What you are asked to do
Return only the number of lines in the entries below that hold the word "title".

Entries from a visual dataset
━━━━━━━━━━━━━━━━━━━━

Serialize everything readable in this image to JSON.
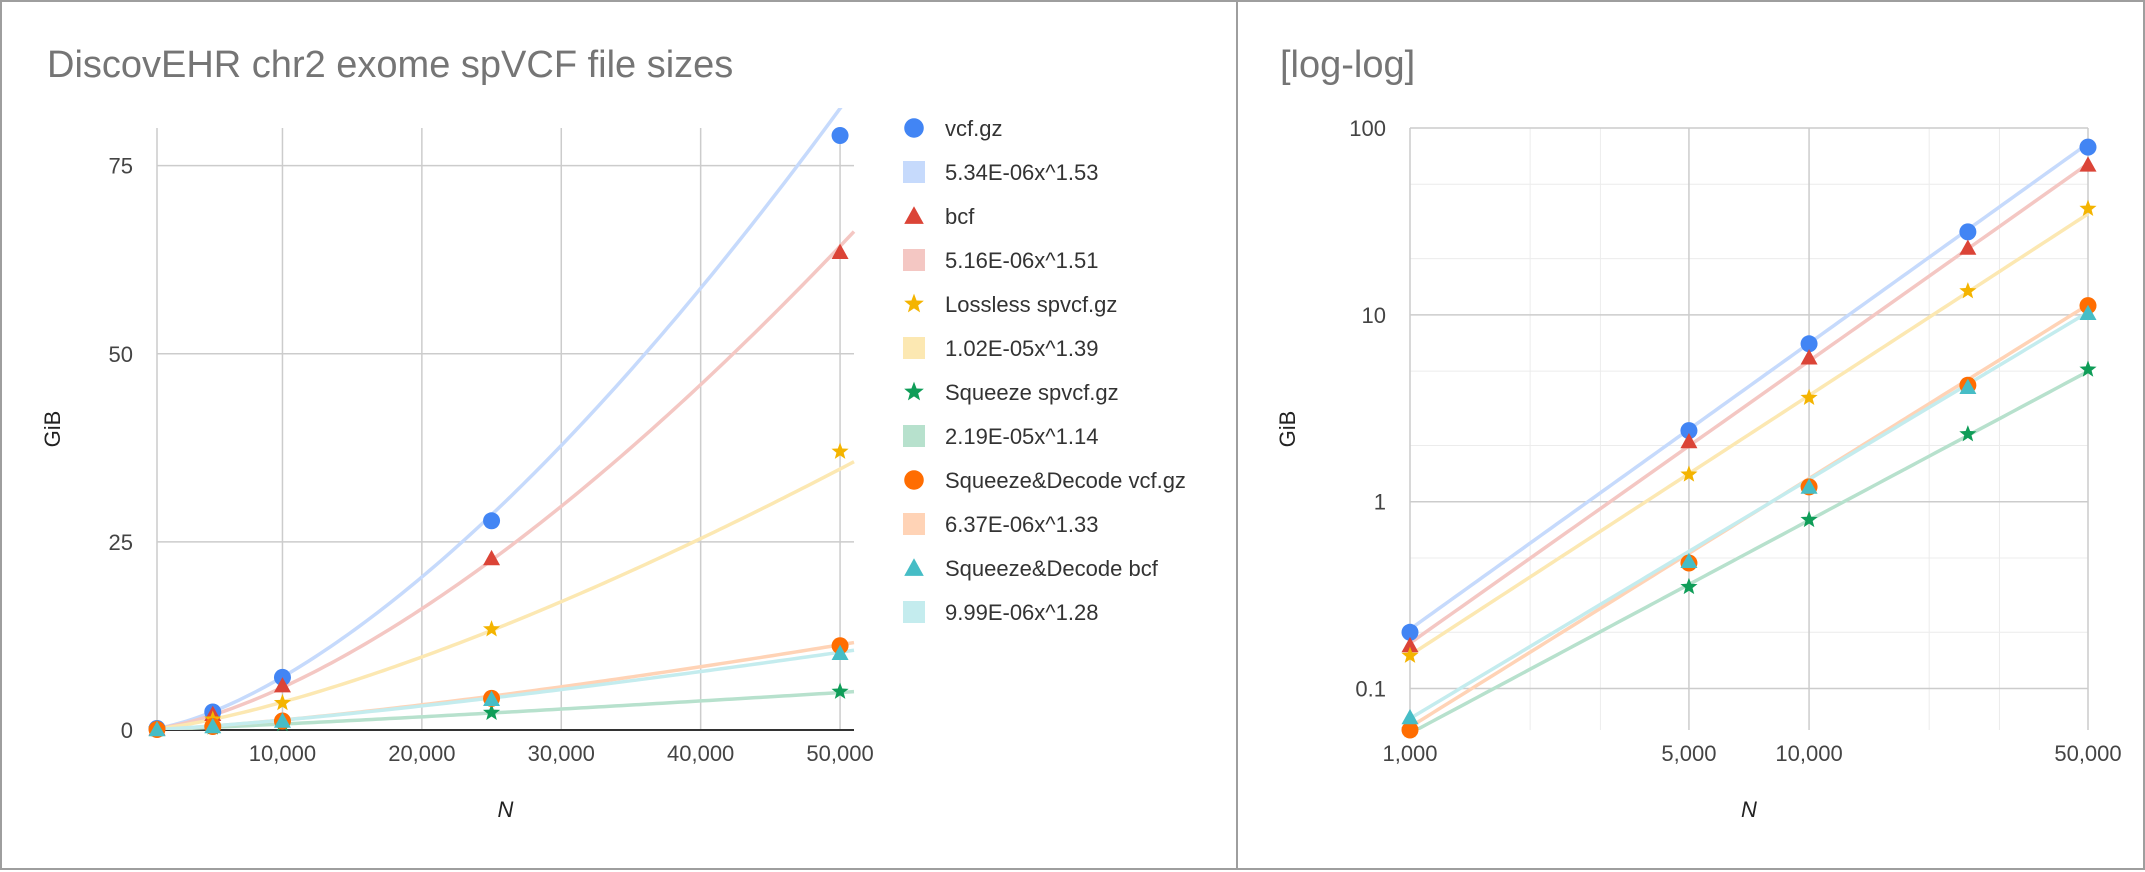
{
  "chart_data": [
    {
      "type": "scatter",
      "title": "DiscovEHR chr2 exome spVCF file sizes",
      "xlabel": "N",
      "ylabel": "GiB",
      "xscale": "linear",
      "yscale": "linear",
      "xlim": [
        1000,
        51000
      ],
      "ylim": [
        0,
        80
      ],
      "xticks": [
        10000,
        20000,
        30000,
        40000,
        50000
      ],
      "xtick_labels": [
        "10,000",
        "20,000",
        "30,000",
        "40,000",
        "50,000"
      ],
      "yticks": [
        0,
        25,
        50,
        75
      ],
      "ytick_labels": [
        "0",
        "25",
        "50",
        "75"
      ],
      "grid": true,
      "legend_position": "right",
      "x": [
        1000,
        5000,
        10000,
        25000,
        50000
      ],
      "series": [
        {
          "name": "vcf.gz",
          "marker": "circle",
          "color": "#4285f4",
          "values": [
            0.2,
            2.4,
            7.0,
            27.8,
            79
          ]
        },
        {
          "name": "bcf",
          "marker": "triangle",
          "color": "#db4437",
          "values": [
            0.17,
            2.1,
            5.9,
            22.8,
            63.5
          ]
        },
        {
          "name": "Lossless spvcf.gz",
          "marker": "star",
          "color": "#f4b400",
          "values": [
            0.15,
            1.4,
            3.6,
            13.4,
            37
          ]
        },
        {
          "name": "Squeeze spvcf.gz",
          "marker": "star",
          "color": "#0f9d58",
          "values": [
            0.06,
            0.35,
            0.8,
            2.3,
            5.1
          ]
        },
        {
          "name": "Squeeze&Decode vcf.gz",
          "marker": "circle",
          "color": "#ff6d01",
          "values": [
            0.06,
            0.47,
            1.2,
            4.2,
            11.2
          ]
        },
        {
          "name": "Squeeze&Decode bcf",
          "marker": "triangle",
          "color": "#46bdc6",
          "values": [
            0.07,
            0.48,
            1.2,
            4.1,
            10.2
          ]
        }
      ],
      "trendlines": [
        {
          "name": "5.34E-06x^1.53",
          "coef": 5.34e-06,
          "exp": 1.53,
          "color": "#c6dafc"
        },
        {
          "name": "5.16E-06x^1.51",
          "coef": 5.16e-06,
          "exp": 1.51,
          "color": "#f4c7c3"
        },
        {
          "name": "1.02E-05x^1.39",
          "coef": 1.02e-05,
          "exp": 1.39,
          "color": "#fce8b2"
        },
        {
          "name": "2.19E-05x^1.14",
          "coef": 2.19e-05,
          "exp": 1.14,
          "color": "#b7e1cd"
        },
        {
          "name": "6.37E-06x^1.33",
          "coef": 6.37e-06,
          "exp": 1.33,
          "color": "#ffd3b6"
        },
        {
          "name": "9.99E-06x^1.28",
          "coef": 9.99e-06,
          "exp": 1.28,
          "color": "#c4ecee"
        }
      ]
    },
    {
      "type": "scatter",
      "title": "[log-log]",
      "xlabel": "N",
      "ylabel": "GiB",
      "xscale": "log",
      "yscale": "log",
      "xlim": [
        1000,
        50000
      ],
      "ylim": [
        0.06,
        100
      ],
      "xticks": [
        1000,
        5000,
        10000,
        50000
      ],
      "xtick_labels": [
        "1,000",
        "5,000",
        "10,000",
        "50,000"
      ],
      "yticks": [
        0.1,
        1,
        10,
        100
      ],
      "ytick_labels": [
        "0.1",
        "1",
        "10",
        "100"
      ],
      "grid": true,
      "legend_position": "none",
      "x": [
        1000,
        5000,
        10000,
        25000,
        50000
      ],
      "series": [
        {
          "marker": "circle",
          "color": "#4285f4",
          "values": [
            0.2,
            2.4,
            7.0,
            27.8,
            79
          ]
        },
        {
          "marker": "triangle",
          "color": "#db4437",
          "values": [
            0.17,
            2.1,
            5.9,
            22.8,
            63.5
          ]
        },
        {
          "marker": "star",
          "color": "#f4b400",
          "values": [
            0.15,
            1.4,
            3.6,
            13.4,
            37
          ]
        },
        {
          "marker": "star",
          "color": "#0f9d58",
          "values": [
            0.06,
            0.35,
            0.8,
            2.3,
            5.1
          ]
        },
        {
          "marker": "circle",
          "color": "#ff6d01",
          "values": [
            0.06,
            0.47,
            1.2,
            4.2,
            11.2
          ]
        },
        {
          "marker": "triangle",
          "color": "#46bdc6",
          "values": [
            0.07,
            0.48,
            1.2,
            4.1,
            10.2
          ]
        }
      ],
      "trendlines": [
        {
          "coef": 5.34e-06,
          "exp": 1.53,
          "color": "#c6dafc"
        },
        {
          "coef": 5.16e-06,
          "exp": 1.51,
          "color": "#f4c7c3"
        },
        {
          "coef": 1.02e-05,
          "exp": 1.39,
          "color": "#fce8b2"
        },
        {
          "coef": 2.19e-05,
          "exp": 1.14,
          "color": "#b7e1cd"
        },
        {
          "coef": 6.37e-06,
          "exp": 1.33,
          "color": "#ffd3b6"
        },
        {
          "coef": 9.99e-06,
          "exp": 1.28,
          "color": "#c4ecee"
        }
      ]
    }
  ]
}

━━━━━━━━━━━━━━━━━━━━

Response to the exercise
2